== STORED RECORDS ==
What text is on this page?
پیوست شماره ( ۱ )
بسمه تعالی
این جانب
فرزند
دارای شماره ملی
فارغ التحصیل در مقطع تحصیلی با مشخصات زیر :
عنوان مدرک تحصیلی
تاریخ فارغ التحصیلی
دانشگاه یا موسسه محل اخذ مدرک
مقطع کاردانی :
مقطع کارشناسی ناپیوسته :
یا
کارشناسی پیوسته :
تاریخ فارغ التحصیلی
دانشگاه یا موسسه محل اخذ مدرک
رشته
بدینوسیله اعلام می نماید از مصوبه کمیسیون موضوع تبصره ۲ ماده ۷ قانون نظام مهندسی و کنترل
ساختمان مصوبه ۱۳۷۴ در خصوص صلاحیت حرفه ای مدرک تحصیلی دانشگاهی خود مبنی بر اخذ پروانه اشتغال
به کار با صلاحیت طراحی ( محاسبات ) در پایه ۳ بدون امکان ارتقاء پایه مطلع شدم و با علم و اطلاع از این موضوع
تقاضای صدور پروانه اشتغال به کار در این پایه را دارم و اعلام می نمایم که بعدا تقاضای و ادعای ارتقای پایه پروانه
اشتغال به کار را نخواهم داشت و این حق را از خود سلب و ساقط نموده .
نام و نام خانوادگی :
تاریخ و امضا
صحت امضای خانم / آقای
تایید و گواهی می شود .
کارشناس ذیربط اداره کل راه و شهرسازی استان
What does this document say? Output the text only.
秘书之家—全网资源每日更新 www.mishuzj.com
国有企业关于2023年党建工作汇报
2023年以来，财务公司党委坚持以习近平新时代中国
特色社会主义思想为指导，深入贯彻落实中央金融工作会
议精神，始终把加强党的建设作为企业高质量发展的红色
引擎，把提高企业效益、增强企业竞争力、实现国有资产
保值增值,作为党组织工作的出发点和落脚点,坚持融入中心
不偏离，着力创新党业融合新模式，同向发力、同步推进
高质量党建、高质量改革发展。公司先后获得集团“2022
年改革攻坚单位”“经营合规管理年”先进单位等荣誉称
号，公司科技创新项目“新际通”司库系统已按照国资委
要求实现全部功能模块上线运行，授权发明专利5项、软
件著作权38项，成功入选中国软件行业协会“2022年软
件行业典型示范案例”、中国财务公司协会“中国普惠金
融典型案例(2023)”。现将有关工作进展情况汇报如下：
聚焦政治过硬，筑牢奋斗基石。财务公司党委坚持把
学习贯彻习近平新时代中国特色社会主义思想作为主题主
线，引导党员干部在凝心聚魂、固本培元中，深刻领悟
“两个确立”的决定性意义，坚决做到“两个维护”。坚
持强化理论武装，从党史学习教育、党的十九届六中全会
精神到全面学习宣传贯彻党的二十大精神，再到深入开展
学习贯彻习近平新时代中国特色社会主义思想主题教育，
===
**DIRECTIONS**
Copy out all of the records shown above exactly.

**ANSWER TO THE TASK**
What text is on this page?
پیوست شماره ( ۱ )
بسمه تعالی
این جانب
فرزند
دارای شماره ملی
فارغ التحصیل در مقطع تحصیلی با مشخصات زیر :
عنوان مدرک تحصیلی
تاریخ فارغ التحصیلی
دانشگاه یا موسسه محل اخذ مدرک
مقطع کاردانی :
مقطع کارشناسی ناپیوسته :
یا
کارشناسی پیوسته :
تاریخ فارغ التحصیلی
دانشگاه یا موسسه محل اخذ مدرک
رشته
بدینوسیله اعلام می نماید از مصوبه کمیسیون موضوع تبصره ۲ ماده ۷ قانون نظام مهندسی و کنترل
ساختمان مصوبه ۱۳۷۴ در خصوص صلاحیت حرفه ای مدرک تحصیلی دانشگاهی خود مبنی بر اخذ پروانه اشتغال
به کار با صلاحیت طراحی ( محاسبات ) در پایه ۳ بدون امکان ارتقاء پایه مطلع شدم و با علم و اطلاع از این موضوع
تقاضای صدور پروانه اشتغال به کار در این پایه را دارم و اعلام می نمایم که بعدا تقاضای و ادعای ارتقای پایه پروانه
اشتغال به کار را نخواهم داشت و این حق را از خود سلب و ساقط نموده .
نام و نام خانوادگی :
تاریخ و امضا
صحت امضای خانم / آقای
تایید و گواهی می شود .
کارشناس ذیربط اداره کل راه و شهرسازی استان
What does this document say? Output the text only.
秘书之家—全网资源每日更新 www.mishuzj.com
国有企业关于2023年党建工作汇报
2023年以来，财务公司党委坚持以习近平新时代中国
特色社会主义思想为指导，深入贯彻落实中央金融工作会
议精神，始终把加强党的建设作为企业高质量发展的红色
引擎，把提高企业效益、增强企业竞争力、实现国有资产
保值增值,作为党组织工作的出发点和落脚点,坚持融入中心
不偏离，着力创新党业融合新模式，同向发力、同步推进
高质量党建、高质量改革发展。公司先后获得集团“2022
年改革攻坚单位”“经营合规管理年”先进单位等荣誉称
号，公司科技创新项目“新际通”司库系统已按照国资委
要求实现全部功能模块上线运行，授权发明专利5项、软
件著作权38项，成功入选中国软件行业协会“2022年软
件行业典型示范案例”、中国财务公司协会“中国普惠金
融典型案例(2023)”。现将有关工作进展情况汇报如下：
聚焦政治过硬，筑牢奋斗基石。财务公司党委坚持把
学习贯彻习近平新时代中国特色社会主义思想作为主题主
线，引导党员干部在凝心聚魂、固本培元中，深刻领悟
“两个确立”的决定性意义，坚决做到“两个维护”。坚
持强化理论武装，从党史学习教育、党的十九届六中全会
精神到全面学习宣传贯彻党的二十大精神，再到深入开展
学习贯彻习近平新时代中国特色社会主义思想主题教育，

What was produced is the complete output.